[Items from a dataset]
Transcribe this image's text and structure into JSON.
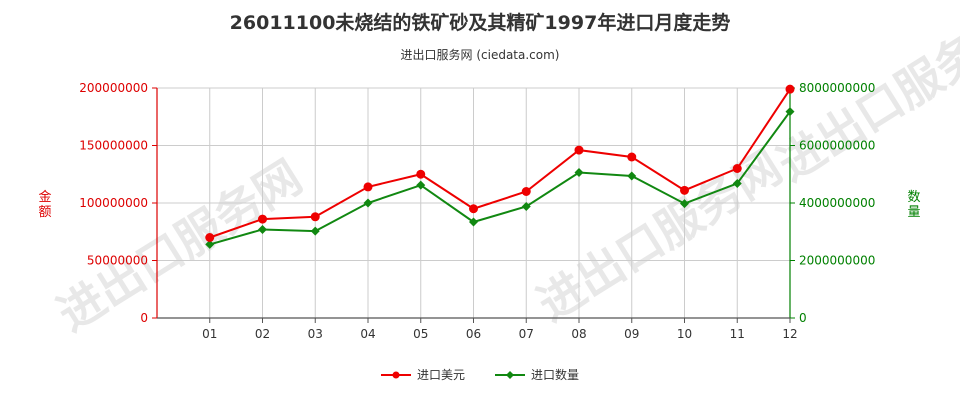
{
  "title": "26011100未烧结的铁矿砂及其精矿1997年进口月度走势",
  "subtitle": "进出口服务网 (ciedata.com)",
  "watermark": "进出口服务网",
  "colors": {
    "left_axis": "#dd0000",
    "right_axis": "#008000",
    "series_usd": "#ee0000",
    "series_qty": "#118811",
    "grid": "#cccccc"
  },
  "chart_data": {
    "type": "line",
    "categories": [
      "01",
      "02",
      "03",
      "04",
      "05",
      "06",
      "07",
      "08",
      "09",
      "10",
      "11",
      "12"
    ],
    "y_left": {
      "label": "金额",
      "ylim": [
        0,
        200000000
      ],
      "ticks": [
        "0",
        "50000000",
        "100000000",
        "150000000",
        "200000000"
      ]
    },
    "y_right": {
      "label": "数量",
      "ylim": [
        0,
        8000000000
      ],
      "ticks": [
        "0",
        "2000000000",
        "4000000000",
        "6000000000",
        "8000000000"
      ]
    },
    "grid": true,
    "legend_position": "bottom",
    "series": [
      {
        "name": "进口美元",
        "axis": "left",
        "marker": "circle",
        "values": [
          70000000,
          86000000,
          88000000,
          114000000,
          125000000,
          95000000,
          110000000,
          146000000,
          140000000,
          111000000,
          130000000,
          199000000
        ]
      },
      {
        "name": "进口数量",
        "axis": "right",
        "marker": "diamond",
        "values": [
          2560000000,
          3080000000,
          3020000000,
          4000000000,
          4620000000,
          3340000000,
          3880000000,
          5060000000,
          4940000000,
          3980000000,
          4680000000,
          7180000000
        ]
      }
    ]
  }
}
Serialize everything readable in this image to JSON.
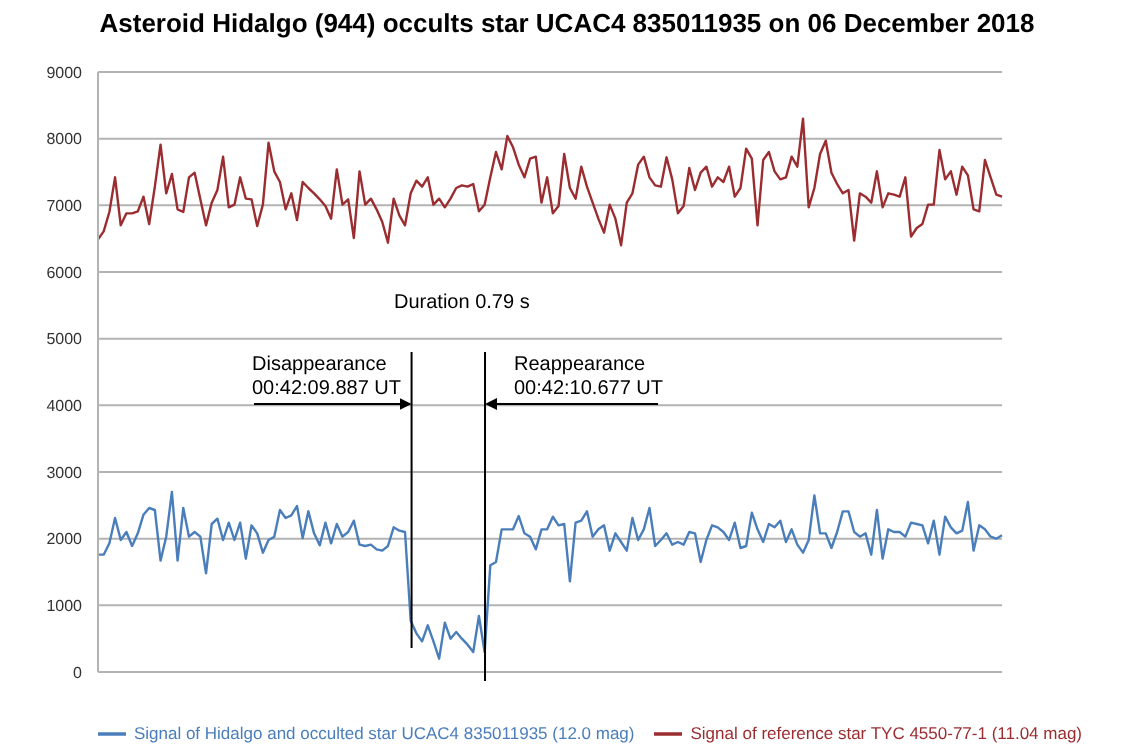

Written request
Point out every line holding the string "image" and copy it.

The completed task
Transcribe this image's text and structure into JSON.
Serialize everything readable in this image to JSON.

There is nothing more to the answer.